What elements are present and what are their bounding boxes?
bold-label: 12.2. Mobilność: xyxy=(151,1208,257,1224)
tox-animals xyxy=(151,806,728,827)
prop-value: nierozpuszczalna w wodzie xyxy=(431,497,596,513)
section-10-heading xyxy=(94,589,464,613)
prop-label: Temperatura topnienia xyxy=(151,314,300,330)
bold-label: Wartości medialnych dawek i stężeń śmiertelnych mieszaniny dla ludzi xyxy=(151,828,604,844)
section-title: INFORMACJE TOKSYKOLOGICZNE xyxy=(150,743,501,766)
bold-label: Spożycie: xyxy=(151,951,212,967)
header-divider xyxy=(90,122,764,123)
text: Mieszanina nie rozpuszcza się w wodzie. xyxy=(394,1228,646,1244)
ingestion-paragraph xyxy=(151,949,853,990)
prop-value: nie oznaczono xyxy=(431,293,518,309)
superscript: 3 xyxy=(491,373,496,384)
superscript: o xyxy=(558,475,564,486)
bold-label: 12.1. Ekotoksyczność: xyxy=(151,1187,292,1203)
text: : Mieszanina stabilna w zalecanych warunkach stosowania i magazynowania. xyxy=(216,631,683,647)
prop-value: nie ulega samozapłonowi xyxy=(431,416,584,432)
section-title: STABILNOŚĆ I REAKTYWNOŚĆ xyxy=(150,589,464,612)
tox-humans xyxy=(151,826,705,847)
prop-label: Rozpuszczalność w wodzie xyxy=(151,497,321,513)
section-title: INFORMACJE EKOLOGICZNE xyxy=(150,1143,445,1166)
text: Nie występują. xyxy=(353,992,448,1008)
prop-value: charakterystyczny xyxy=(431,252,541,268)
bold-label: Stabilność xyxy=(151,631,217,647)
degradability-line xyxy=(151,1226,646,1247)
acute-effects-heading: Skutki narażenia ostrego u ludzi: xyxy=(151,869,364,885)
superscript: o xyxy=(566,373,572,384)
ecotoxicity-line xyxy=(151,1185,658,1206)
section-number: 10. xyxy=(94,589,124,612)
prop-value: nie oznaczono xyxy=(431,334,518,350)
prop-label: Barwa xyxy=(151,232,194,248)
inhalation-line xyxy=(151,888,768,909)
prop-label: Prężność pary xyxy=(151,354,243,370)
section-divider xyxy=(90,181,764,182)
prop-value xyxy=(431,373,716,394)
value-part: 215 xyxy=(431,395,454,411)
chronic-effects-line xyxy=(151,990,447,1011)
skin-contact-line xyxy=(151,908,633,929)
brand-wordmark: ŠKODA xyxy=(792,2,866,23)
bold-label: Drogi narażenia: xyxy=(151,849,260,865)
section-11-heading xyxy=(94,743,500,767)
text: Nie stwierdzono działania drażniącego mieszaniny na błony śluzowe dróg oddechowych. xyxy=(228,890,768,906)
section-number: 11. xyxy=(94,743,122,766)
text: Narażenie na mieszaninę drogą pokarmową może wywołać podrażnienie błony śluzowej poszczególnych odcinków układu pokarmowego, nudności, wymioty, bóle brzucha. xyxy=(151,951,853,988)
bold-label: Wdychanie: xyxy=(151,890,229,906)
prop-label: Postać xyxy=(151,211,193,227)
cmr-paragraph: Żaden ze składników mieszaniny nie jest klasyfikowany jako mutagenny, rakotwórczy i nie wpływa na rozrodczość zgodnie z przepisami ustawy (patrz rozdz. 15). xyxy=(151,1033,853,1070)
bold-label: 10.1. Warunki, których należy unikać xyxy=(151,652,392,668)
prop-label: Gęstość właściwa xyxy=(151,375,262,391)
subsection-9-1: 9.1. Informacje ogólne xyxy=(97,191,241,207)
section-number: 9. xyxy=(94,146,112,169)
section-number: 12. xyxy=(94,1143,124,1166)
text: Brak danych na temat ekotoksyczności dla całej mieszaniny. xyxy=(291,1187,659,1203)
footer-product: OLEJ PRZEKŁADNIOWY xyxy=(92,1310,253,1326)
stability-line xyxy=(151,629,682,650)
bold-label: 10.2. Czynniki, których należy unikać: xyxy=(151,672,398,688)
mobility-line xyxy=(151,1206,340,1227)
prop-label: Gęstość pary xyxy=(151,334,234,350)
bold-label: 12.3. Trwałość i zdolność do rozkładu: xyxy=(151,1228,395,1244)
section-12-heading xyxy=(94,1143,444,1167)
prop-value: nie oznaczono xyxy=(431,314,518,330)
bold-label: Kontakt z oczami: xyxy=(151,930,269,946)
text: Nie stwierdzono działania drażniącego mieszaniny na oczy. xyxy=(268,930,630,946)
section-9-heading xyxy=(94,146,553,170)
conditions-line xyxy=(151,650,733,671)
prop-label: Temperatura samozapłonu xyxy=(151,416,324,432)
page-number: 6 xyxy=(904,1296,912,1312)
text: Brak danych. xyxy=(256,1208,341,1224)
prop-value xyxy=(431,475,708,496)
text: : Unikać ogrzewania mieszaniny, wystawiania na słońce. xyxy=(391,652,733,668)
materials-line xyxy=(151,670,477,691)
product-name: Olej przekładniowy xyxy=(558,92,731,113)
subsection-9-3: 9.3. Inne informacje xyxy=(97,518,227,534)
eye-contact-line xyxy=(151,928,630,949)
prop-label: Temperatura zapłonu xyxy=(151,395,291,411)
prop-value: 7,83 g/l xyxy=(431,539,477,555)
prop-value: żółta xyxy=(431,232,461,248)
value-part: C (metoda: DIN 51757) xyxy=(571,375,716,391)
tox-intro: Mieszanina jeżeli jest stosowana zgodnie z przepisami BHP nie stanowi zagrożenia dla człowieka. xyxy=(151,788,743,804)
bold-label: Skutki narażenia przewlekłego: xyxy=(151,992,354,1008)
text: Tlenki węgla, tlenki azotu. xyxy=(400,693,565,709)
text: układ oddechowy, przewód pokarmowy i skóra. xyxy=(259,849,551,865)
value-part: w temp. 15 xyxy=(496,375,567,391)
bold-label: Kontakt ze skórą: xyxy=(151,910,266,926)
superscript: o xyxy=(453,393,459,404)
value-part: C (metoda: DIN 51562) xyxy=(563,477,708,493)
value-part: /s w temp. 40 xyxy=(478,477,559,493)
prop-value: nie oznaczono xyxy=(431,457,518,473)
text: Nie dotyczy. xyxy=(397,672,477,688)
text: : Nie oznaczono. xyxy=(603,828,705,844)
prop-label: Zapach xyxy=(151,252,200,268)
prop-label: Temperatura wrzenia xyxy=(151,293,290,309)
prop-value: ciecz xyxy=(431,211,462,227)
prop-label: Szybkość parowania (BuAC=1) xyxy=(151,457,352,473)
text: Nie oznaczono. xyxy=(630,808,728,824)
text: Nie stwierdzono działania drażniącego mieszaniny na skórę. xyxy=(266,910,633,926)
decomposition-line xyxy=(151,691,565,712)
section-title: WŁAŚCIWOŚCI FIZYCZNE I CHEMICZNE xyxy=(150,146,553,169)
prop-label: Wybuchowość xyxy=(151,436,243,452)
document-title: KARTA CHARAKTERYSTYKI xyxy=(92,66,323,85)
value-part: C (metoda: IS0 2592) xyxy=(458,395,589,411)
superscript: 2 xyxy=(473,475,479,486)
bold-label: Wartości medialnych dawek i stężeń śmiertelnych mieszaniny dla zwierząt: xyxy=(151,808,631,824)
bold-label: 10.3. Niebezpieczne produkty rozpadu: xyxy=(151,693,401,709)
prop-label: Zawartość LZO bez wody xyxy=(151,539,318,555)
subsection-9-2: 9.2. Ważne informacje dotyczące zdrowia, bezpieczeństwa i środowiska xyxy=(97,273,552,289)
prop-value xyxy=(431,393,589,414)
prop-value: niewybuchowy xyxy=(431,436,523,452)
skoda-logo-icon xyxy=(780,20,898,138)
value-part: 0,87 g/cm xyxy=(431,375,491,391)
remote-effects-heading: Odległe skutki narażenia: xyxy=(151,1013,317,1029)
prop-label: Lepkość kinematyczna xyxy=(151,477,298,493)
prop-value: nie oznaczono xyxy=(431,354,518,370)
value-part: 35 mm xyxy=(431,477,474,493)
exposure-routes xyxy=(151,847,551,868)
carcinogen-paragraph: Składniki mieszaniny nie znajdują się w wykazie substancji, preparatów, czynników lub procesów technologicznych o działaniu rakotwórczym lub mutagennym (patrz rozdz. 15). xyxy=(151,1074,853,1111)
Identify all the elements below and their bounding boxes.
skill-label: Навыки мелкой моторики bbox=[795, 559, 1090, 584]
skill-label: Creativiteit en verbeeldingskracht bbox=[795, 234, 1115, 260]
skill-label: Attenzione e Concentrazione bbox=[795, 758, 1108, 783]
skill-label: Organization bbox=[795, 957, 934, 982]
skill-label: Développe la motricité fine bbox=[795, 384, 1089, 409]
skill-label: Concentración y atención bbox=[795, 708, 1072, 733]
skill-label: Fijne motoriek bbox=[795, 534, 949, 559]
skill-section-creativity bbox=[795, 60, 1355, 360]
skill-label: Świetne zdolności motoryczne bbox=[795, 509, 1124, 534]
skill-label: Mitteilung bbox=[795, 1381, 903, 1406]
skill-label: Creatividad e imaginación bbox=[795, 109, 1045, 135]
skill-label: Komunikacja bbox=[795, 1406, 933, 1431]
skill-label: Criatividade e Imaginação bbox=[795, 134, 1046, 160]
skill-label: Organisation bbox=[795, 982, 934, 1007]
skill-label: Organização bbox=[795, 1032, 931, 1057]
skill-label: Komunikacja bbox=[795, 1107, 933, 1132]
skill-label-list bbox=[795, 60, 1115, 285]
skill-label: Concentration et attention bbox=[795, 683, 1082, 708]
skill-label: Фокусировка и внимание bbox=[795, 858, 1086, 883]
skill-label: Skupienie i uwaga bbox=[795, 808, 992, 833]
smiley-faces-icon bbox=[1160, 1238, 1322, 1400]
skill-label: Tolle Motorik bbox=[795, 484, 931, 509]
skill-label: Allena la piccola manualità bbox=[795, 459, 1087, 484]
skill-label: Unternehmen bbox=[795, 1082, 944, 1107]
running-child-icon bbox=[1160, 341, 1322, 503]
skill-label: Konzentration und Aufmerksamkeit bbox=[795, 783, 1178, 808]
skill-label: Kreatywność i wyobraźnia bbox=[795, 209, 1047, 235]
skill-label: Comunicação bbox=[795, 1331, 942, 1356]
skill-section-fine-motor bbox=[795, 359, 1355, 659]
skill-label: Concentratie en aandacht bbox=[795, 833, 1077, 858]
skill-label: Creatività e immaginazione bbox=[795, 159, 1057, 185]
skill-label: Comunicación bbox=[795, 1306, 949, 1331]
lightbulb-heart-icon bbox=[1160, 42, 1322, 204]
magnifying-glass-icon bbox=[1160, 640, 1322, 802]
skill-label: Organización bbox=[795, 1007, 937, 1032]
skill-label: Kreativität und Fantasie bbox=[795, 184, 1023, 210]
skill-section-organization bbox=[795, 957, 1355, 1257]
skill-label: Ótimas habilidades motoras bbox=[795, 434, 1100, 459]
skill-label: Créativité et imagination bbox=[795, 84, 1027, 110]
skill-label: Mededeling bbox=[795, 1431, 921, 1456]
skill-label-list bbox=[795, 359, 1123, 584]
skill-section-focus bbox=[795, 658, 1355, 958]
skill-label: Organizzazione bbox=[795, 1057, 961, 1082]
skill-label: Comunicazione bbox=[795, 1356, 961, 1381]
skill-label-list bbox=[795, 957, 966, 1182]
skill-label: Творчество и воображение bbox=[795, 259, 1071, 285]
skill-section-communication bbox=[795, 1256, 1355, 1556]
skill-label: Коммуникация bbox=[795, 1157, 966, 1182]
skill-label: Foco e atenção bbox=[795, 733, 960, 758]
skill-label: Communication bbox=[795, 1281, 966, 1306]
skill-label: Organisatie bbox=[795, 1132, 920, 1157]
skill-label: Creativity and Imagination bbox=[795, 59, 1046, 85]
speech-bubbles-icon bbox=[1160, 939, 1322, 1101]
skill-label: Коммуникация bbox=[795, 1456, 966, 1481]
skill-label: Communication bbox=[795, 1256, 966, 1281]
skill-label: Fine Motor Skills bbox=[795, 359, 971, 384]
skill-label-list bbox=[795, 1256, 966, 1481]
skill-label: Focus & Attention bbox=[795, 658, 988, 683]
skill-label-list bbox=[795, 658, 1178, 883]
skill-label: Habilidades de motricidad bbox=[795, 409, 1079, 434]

-------------------------

→ **The task**
Starting at the top of the records and ending with the line that has "value-part: 215 xyxy=(431,395,454,411)", write those lines out again with "nie oznaczono" swapped for "brak danych" and nothing else changed.

→ **Task solution**
What elements are present and what are their bounding boxes?
bold-label: 12.2. Mobilność: xyxy=(151,1208,257,1224)
tox-animals xyxy=(151,806,728,827)
prop-value: nierozpuszczalna w wodzie xyxy=(431,497,596,513)
section-10-heading xyxy=(94,589,464,613)
prop-label: Temperatura topnienia xyxy=(151,314,300,330)
bold-label: Wartości medialnych dawek i stężeń śmiertelnych mieszaniny dla ludzi xyxy=(151,828,604,844)
section-title: INFORMACJE TOKSYKOLOGICZNE xyxy=(150,743,501,766)
bold-label: Spożycie: xyxy=(151,951,212,967)
header-divider xyxy=(90,122,764,123)
text: Mieszanina nie rozpuszcza się w wodzie. xyxy=(394,1228,646,1244)
ingestion-paragraph xyxy=(151,949,853,990)
prop-value: brak danych xyxy=(431,293,518,309)
superscript: 3 xyxy=(491,373,496,384)
superscript: o xyxy=(558,475,564,486)
bold-label: 12.1. Ekotoksyczność: xyxy=(151,1187,292,1203)
text: : Mieszanina stabilna w zalecanych warunkach stosowania i magazynowania. xyxy=(216,631,683,647)
prop-value: nie ulega samozapłonowi xyxy=(431,416,584,432)
section-title: STABILNOŚĆ I REAKTYWNOŚĆ xyxy=(150,589,464,612)
tox-humans xyxy=(151,826,705,847)
prop-label: Rozpuszczalność w wodzie xyxy=(151,497,321,513)
section-title: INFORMACJE EKOLOGICZNE xyxy=(150,1143,445,1166)
text: Nie występują. xyxy=(353,992,448,1008)
prop-value: charakterystyczny xyxy=(431,252,541,268)
bold-label: Stabilność xyxy=(151,631,217,647)
degradability-line xyxy=(151,1226,646,1247)
acute-effects-heading: Skutki narażenia ostrego u ludzi: xyxy=(151,869,364,885)
superscript: o xyxy=(566,373,572,384)
ecotoxicity-line xyxy=(151,1185,658,1206)
section-number: 10. xyxy=(94,589,124,612)
prop-value: brak danych xyxy=(431,334,518,350)
prop-label: Barwa xyxy=(151,232,194,248)
inhalation-line xyxy=(151,888,768,909)
prop-label: Prężność pary xyxy=(151,354,243,370)
section-divider xyxy=(90,181,764,182)
prop-value xyxy=(431,373,716,394)
value-part: 215 xyxy=(431,395,454,411)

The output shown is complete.